__TASK BRIEF__
From the entries below, gather every line containing the string "horizontal".
** START MATERIALS PROVIDED **
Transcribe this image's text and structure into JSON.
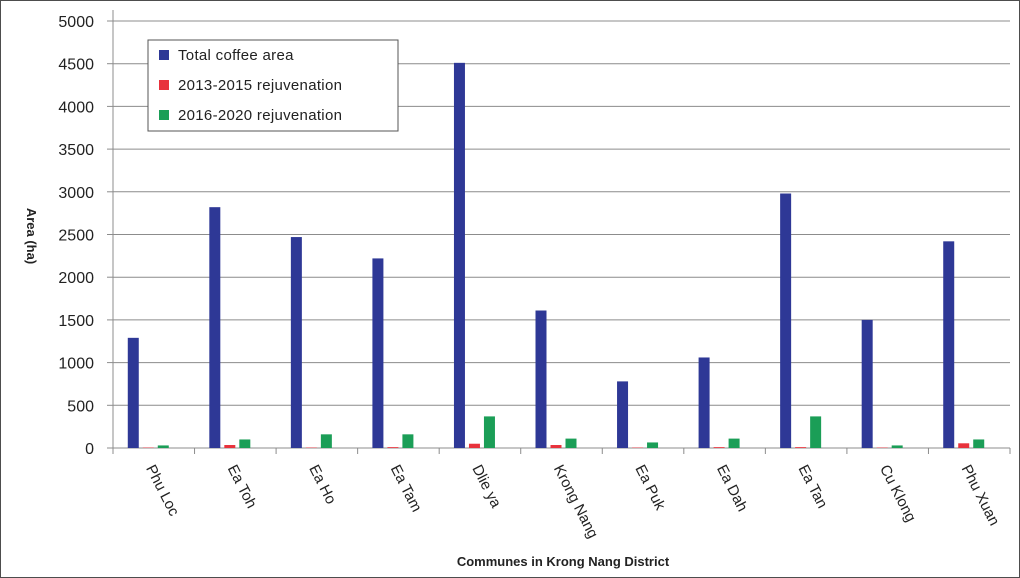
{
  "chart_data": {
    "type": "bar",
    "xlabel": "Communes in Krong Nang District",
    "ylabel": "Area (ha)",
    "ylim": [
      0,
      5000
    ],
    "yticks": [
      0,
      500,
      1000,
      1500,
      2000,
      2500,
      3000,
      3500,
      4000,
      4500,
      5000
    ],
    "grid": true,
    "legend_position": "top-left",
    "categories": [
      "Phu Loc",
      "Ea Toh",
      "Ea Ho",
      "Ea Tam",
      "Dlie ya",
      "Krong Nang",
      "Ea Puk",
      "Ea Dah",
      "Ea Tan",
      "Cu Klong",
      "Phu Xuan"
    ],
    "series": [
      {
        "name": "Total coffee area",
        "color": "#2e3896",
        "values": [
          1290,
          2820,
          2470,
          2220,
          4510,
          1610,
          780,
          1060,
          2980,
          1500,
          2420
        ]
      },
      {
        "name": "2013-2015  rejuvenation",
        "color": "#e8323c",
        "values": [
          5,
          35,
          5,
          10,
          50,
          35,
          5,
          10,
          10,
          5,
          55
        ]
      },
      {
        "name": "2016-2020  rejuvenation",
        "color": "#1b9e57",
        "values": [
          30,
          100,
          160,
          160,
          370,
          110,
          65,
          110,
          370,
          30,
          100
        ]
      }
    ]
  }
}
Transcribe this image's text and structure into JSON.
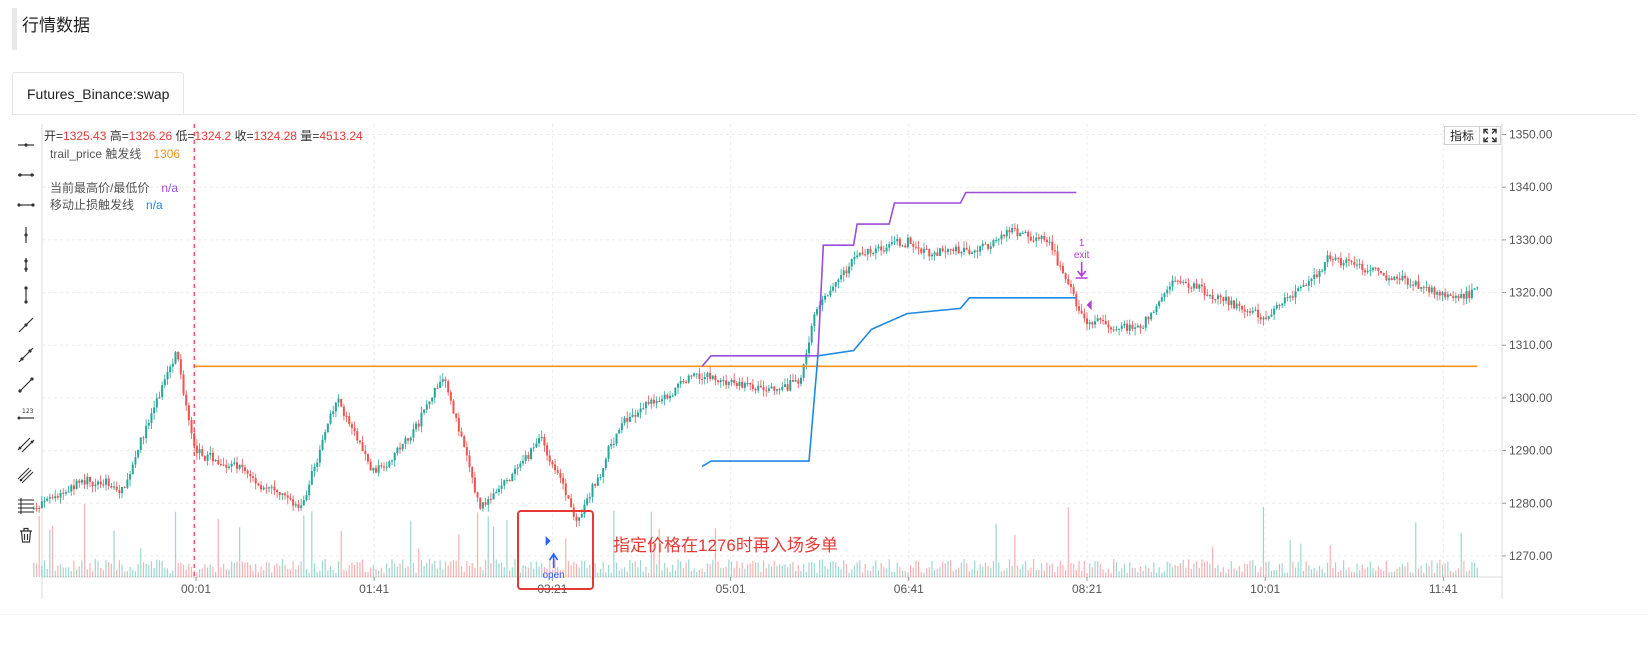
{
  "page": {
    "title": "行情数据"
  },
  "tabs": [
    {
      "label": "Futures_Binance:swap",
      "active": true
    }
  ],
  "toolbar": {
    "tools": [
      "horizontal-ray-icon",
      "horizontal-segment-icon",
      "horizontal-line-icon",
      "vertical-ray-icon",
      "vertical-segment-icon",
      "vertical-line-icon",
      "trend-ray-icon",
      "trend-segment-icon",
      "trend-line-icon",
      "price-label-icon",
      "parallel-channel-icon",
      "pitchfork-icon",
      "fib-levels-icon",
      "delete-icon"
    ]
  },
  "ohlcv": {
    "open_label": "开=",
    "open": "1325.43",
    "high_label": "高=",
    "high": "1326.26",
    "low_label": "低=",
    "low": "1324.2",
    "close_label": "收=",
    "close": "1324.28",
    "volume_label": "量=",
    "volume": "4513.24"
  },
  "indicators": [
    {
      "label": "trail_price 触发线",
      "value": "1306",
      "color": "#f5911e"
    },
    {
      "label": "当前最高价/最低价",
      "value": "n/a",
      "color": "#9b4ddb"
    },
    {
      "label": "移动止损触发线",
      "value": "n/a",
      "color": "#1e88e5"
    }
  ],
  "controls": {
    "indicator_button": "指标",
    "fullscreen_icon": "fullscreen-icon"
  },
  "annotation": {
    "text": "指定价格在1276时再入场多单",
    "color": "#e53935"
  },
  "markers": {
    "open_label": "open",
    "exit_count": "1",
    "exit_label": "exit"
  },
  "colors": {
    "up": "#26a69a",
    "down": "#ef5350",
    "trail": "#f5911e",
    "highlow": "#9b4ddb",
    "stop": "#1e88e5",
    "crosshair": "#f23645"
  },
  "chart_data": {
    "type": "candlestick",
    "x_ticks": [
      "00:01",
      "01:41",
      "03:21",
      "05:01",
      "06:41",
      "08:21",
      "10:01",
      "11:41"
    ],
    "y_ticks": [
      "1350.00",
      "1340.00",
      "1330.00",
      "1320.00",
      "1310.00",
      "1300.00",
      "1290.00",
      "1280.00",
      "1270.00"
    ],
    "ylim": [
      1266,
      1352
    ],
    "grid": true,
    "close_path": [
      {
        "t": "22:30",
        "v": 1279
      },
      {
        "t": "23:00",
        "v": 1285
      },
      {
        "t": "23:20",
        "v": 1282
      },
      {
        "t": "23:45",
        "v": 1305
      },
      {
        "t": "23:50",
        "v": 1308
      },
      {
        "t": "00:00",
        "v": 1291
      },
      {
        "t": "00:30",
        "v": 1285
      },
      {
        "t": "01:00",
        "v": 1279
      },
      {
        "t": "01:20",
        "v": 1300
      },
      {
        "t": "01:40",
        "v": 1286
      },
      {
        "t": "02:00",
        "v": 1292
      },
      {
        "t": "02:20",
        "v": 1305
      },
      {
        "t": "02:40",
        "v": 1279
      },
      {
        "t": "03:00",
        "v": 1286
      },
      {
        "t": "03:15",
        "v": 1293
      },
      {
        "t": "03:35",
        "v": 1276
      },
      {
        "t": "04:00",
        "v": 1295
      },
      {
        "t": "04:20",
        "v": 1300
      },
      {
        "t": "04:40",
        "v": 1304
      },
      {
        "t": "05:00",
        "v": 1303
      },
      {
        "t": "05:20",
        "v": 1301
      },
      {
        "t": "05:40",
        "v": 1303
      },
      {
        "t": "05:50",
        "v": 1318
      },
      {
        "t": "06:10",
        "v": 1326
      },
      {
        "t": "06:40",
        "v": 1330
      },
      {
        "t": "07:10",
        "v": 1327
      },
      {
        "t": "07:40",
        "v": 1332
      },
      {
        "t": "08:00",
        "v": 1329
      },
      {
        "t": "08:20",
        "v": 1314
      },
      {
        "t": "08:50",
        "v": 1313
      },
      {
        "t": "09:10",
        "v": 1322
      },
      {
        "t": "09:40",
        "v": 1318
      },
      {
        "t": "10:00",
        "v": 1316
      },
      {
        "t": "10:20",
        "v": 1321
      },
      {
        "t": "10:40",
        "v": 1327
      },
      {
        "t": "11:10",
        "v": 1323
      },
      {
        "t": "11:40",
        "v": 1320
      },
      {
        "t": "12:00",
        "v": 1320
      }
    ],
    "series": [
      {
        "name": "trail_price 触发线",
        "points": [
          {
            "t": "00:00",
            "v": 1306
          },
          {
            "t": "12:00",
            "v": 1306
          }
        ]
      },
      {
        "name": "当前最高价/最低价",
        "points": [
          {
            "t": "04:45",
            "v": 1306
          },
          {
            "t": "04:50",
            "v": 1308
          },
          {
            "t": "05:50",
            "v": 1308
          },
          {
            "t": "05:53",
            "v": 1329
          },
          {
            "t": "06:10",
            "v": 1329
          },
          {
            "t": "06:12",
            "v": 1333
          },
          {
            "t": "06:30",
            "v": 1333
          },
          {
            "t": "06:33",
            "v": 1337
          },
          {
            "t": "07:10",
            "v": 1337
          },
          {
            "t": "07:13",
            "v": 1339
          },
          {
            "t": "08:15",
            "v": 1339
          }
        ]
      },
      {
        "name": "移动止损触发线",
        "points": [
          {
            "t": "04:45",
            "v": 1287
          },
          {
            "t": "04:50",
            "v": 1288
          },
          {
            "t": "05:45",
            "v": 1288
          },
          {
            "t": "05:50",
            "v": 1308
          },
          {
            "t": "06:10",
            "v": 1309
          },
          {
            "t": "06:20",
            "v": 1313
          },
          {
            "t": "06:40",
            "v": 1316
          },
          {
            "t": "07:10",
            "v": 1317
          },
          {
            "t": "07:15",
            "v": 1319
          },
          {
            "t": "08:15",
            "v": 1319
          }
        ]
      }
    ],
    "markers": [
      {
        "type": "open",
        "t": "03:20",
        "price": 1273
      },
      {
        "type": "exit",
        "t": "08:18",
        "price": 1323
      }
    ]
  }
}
** END MATERIALS PROVIDED **
** START MATERIALS PROVIDED **
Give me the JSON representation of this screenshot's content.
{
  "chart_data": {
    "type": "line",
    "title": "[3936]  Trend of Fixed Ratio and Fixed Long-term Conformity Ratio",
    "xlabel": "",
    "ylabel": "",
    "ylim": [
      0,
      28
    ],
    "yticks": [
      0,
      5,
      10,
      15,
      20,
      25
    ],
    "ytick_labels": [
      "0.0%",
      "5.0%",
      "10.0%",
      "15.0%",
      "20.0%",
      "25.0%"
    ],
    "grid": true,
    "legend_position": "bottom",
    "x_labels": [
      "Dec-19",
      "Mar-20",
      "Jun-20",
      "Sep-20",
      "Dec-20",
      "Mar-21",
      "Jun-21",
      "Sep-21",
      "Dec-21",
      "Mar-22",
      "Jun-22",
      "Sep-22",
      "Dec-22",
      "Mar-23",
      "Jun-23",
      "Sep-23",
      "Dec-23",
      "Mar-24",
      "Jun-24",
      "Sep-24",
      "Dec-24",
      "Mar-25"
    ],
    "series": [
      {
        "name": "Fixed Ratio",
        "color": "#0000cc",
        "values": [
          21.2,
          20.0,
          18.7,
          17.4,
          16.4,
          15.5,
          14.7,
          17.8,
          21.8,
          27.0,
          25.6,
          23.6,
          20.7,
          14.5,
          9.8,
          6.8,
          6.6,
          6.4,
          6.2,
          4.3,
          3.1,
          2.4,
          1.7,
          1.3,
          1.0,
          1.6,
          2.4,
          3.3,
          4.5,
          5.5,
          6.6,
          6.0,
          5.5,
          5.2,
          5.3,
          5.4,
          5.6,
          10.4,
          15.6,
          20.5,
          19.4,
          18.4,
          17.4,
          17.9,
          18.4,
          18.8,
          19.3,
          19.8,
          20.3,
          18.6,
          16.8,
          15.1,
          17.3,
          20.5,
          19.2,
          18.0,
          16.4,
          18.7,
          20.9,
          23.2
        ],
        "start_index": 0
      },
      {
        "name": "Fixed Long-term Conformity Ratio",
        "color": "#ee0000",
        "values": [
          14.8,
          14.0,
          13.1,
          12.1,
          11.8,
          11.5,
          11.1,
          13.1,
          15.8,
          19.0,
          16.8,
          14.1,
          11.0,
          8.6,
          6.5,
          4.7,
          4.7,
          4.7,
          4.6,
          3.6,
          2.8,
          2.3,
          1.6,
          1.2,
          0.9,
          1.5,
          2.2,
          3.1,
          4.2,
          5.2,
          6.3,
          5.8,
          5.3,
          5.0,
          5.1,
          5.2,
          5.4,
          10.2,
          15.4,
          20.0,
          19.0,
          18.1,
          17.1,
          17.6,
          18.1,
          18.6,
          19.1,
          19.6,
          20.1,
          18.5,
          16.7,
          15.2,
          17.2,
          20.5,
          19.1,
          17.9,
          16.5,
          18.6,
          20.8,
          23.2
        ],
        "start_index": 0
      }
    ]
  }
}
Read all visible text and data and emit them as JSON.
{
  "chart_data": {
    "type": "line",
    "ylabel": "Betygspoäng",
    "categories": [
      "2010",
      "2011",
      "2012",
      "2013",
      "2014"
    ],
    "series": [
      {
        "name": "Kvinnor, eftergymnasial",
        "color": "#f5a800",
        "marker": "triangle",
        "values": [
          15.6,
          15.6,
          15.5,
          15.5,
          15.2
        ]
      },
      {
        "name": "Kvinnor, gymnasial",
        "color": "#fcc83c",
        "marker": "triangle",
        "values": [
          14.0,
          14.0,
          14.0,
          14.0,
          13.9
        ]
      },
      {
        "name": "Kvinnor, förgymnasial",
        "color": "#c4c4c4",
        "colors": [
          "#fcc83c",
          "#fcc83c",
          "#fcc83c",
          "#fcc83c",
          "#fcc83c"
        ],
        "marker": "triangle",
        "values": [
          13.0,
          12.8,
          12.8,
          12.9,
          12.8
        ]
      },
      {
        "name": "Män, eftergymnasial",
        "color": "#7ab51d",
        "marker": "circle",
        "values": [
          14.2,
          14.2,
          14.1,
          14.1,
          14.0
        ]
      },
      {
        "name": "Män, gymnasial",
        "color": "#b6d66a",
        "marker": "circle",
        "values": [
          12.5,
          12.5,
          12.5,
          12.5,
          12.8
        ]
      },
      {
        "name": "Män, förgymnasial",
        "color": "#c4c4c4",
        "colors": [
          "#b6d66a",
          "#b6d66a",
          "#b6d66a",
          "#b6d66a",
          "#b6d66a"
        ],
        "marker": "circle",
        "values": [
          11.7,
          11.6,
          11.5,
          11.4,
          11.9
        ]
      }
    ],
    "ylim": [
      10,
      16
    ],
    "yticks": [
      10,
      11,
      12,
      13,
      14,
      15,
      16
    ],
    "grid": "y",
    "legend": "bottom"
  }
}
** END MATERIALS PROVIDED **
__RESULT BELOW__
      "horizontal-ray-icon",
      "horizontal-segment-icon",
      "horizontal-line-icon",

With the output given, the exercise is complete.